Within the material below, tally every line that holds the word "nCoV", then give the tally and nothing more.

***** DATA SUPPLIED *****

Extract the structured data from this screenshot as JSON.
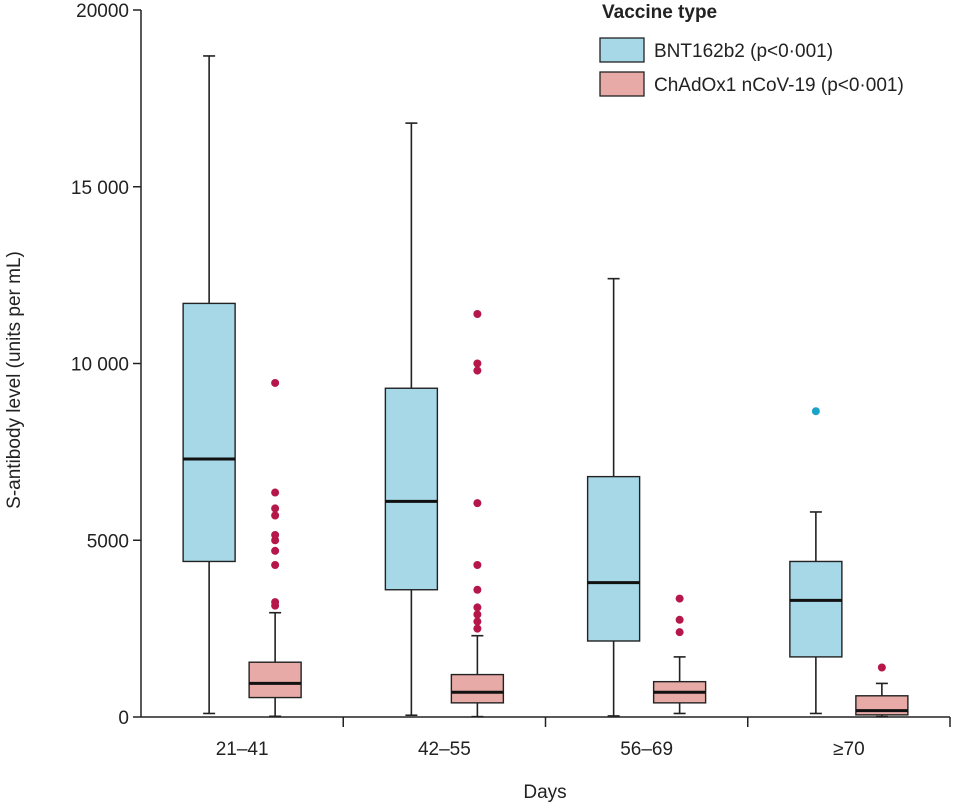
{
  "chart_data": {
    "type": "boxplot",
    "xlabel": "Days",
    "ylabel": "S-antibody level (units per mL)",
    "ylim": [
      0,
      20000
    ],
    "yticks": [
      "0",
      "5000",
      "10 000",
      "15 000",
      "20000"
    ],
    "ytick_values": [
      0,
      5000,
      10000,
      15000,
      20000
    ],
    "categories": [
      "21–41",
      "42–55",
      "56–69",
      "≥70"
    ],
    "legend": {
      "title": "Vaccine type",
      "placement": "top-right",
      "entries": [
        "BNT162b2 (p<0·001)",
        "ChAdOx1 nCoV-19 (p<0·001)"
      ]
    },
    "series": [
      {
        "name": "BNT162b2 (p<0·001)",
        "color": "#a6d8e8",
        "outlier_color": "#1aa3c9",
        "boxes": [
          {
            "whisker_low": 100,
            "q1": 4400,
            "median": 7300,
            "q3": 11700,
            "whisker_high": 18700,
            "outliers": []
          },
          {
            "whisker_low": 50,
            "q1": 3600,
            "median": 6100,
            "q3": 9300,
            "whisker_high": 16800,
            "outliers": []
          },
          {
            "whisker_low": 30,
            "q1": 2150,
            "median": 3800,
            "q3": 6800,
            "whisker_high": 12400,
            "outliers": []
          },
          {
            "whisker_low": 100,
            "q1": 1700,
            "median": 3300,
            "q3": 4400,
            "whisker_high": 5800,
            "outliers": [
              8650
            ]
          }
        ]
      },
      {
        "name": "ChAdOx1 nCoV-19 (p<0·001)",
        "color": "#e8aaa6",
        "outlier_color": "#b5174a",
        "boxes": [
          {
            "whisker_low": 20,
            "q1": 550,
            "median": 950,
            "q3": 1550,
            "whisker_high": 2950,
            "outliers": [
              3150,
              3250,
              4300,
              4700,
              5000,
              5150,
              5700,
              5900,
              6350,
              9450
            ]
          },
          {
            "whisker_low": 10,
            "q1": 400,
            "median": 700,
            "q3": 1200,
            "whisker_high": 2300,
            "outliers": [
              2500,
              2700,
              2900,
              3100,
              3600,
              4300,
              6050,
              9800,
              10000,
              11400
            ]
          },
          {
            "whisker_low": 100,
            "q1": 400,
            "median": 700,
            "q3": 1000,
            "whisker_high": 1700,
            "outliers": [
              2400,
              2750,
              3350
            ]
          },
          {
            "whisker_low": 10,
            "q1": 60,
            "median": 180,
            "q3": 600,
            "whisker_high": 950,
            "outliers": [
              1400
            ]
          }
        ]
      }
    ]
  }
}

*****

▶ _OUTPUT BELOW_
2